EXERCISE >>
Print each of the entries exactly, leaving nothing out.

— START OF INFORMATION GIVEN —

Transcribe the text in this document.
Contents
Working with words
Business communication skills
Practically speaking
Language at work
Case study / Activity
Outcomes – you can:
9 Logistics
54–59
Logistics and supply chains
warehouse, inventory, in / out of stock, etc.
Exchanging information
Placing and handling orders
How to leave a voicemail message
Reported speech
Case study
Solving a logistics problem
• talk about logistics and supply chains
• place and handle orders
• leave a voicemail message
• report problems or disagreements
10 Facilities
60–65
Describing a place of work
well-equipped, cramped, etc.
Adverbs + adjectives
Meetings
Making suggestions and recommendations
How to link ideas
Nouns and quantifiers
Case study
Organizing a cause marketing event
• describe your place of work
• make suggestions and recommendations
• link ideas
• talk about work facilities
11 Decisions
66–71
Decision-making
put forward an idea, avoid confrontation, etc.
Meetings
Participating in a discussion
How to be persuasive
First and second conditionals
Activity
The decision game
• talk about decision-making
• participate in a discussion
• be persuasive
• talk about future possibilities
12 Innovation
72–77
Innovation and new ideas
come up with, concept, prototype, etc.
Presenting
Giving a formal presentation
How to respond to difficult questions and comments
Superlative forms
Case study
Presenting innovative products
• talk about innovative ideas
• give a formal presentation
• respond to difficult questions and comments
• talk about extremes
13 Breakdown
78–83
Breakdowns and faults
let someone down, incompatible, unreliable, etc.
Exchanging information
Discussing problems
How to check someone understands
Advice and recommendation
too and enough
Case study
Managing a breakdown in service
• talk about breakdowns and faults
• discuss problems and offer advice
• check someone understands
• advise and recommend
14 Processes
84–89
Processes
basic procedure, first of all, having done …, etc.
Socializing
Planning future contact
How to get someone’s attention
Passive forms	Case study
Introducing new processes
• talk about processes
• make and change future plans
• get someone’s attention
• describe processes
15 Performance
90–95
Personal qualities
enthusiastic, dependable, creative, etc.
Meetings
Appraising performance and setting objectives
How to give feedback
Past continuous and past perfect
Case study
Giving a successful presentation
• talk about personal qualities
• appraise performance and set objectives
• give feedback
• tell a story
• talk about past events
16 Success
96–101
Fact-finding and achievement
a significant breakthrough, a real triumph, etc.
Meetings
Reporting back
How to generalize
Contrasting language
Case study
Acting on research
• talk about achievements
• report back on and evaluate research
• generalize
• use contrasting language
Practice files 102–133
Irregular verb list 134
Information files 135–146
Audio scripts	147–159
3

— END OF INFORMATION GIVEN —

SOLUTION >>
Transcribe the text in this document.
Contents
Working with words
Business communication skills
Practically speaking
Language at work
Case study / Activity
Outcomes – you can:
9 Logistics
54–59
Logistics and supply chains
warehouse, inventory, in / out of stock, etc.
Exchanging information
Placing and handling orders
How to leave a voicemail message
Reported speech
Case study
Solving a logistics problem
• talk about logistics and supply chains
• place and handle orders
• leave a voicemail message
• report problems or disagreements
10 Facilities
60–65
Describing a place of work
well-equipped, cramped, etc.
Adverbs + adjectives
Meetings
Making suggestions and recommendations
How to link ideas
Nouns and quantifiers
Case study
Organizing a cause marketing event
• describe your place of work
• make suggestions and recommendations
• link ideas
• talk about work facilities
11 Decisions
66–71
Decision-making
put forward an idea, avoid confrontation, etc.
Meetings
Participating in a discussion
How to be persuasive
First and second conditionals
Activity
The decision game
• talk about decision-making
• participate in a discussion
• be persuasive
• talk about future possibilities
12 Innovation
72–77
Innovation and new ideas
come up with, concept, prototype, etc.
Presenting
Giving a formal presentation
How to respond to difficult questions and comments
Superlative forms
Case study
Presenting innovative products
• talk about innovative ideas
• give a formal presentation
• respond to difficult questions and comments
• talk about extremes
13 Breakdown
78–83
Breakdowns and faults
let someone down, incompatible, unreliable, etc.
Exchanging information
Discussing problems
How to check someone understands
Advice and recommendation
too and enough
Case study
Managing a breakdown in service
• talk about breakdowns and faults
• discuss problems and offer advice
• check someone understands
• advise and recommend
14 Processes
84–89
Processes
basic procedure, first of all, having done …, etc.
Socializing
Planning future contact
How to get someone’s attention
Passive forms	Case study
Introducing new processes
• talk about processes
• make and change future plans
• get someone’s attention
• describe processes
15 Performance
90–95
Personal qualities
enthusiastic, dependable, creative, etc.
Meetings
Appraising performance and setting objectives
How to give feedback
Past continuous and past perfect
Case study
Giving a successful presentation
• talk about personal qualities
• appraise performance and set objectives
• give feedback
• tell a story
• talk about past events
16 Success
96–101
Fact-finding and achievement
a significant breakthrough, a real triumph, etc.
Meetings
Reporting back
How to generalize
Contrasting language
Case study
Acting on research
• talk about achievements
• report back on and evaluate research
• generalize
• use contrasting language
Practice files 102–133
Irregular verb list 134
Information files 135–146
Audio scripts	147–159
3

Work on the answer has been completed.